Say how many lines include "JSON", with no words around the number.

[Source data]
[Begin]
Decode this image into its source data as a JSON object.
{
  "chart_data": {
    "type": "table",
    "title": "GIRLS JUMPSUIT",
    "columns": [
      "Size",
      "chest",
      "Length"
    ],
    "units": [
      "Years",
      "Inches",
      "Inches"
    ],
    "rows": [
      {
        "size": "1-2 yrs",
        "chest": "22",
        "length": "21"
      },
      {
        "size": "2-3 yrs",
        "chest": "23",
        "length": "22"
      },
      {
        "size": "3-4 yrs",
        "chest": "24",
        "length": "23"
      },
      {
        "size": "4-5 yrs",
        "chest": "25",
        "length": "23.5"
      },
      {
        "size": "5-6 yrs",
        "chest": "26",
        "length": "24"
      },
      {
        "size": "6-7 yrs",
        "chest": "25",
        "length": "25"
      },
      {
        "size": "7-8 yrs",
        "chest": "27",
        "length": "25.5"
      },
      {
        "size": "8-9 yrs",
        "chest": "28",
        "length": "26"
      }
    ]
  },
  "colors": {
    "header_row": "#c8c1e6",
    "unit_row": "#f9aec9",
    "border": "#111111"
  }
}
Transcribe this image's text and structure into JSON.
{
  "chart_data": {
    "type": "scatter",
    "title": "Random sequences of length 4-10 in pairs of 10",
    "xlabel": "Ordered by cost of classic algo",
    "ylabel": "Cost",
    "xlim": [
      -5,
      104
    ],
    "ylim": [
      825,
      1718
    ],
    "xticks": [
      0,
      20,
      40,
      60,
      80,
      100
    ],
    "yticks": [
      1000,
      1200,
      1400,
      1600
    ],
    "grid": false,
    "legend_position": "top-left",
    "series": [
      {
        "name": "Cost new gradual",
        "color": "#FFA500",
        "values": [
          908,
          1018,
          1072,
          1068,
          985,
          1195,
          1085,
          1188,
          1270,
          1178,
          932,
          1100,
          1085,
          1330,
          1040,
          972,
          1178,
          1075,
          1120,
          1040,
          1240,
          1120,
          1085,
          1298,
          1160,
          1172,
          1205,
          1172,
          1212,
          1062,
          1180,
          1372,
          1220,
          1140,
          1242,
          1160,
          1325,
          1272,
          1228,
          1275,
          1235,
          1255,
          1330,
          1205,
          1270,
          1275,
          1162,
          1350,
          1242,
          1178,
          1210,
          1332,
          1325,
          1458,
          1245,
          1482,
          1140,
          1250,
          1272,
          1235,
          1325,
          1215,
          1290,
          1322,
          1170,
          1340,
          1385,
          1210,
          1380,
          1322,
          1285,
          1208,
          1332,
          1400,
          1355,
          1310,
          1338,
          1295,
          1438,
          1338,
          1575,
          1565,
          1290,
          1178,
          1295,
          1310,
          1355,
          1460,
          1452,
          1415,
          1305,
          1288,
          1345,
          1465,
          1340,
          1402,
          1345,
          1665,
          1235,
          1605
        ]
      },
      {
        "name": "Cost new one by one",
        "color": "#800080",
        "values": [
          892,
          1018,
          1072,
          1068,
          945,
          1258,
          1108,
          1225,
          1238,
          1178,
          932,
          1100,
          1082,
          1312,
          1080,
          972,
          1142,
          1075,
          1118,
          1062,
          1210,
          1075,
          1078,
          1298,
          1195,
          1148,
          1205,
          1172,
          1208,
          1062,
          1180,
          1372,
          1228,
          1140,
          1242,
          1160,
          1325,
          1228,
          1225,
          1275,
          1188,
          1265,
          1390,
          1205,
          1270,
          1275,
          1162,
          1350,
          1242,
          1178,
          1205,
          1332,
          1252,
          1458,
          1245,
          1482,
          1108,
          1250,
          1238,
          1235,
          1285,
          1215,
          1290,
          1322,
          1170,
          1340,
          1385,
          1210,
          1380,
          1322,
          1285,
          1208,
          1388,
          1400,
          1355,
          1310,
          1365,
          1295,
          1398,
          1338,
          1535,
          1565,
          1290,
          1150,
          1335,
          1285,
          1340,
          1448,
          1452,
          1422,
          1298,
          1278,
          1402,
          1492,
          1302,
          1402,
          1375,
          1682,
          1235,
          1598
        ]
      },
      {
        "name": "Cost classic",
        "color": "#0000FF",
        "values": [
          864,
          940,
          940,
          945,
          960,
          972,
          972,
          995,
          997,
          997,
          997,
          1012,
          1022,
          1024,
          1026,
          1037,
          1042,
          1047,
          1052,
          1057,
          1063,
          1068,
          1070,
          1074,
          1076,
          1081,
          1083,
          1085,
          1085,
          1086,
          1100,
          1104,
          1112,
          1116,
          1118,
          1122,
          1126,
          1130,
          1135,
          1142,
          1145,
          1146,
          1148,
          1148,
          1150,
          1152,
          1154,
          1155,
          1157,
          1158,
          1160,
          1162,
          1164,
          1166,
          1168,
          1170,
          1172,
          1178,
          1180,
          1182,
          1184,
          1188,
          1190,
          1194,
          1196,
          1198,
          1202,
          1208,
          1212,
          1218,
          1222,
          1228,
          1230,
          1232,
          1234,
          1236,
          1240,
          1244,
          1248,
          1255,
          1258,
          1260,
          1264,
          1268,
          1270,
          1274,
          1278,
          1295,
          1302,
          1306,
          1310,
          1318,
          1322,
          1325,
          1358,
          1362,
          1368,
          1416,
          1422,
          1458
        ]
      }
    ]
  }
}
[End]
Full response
2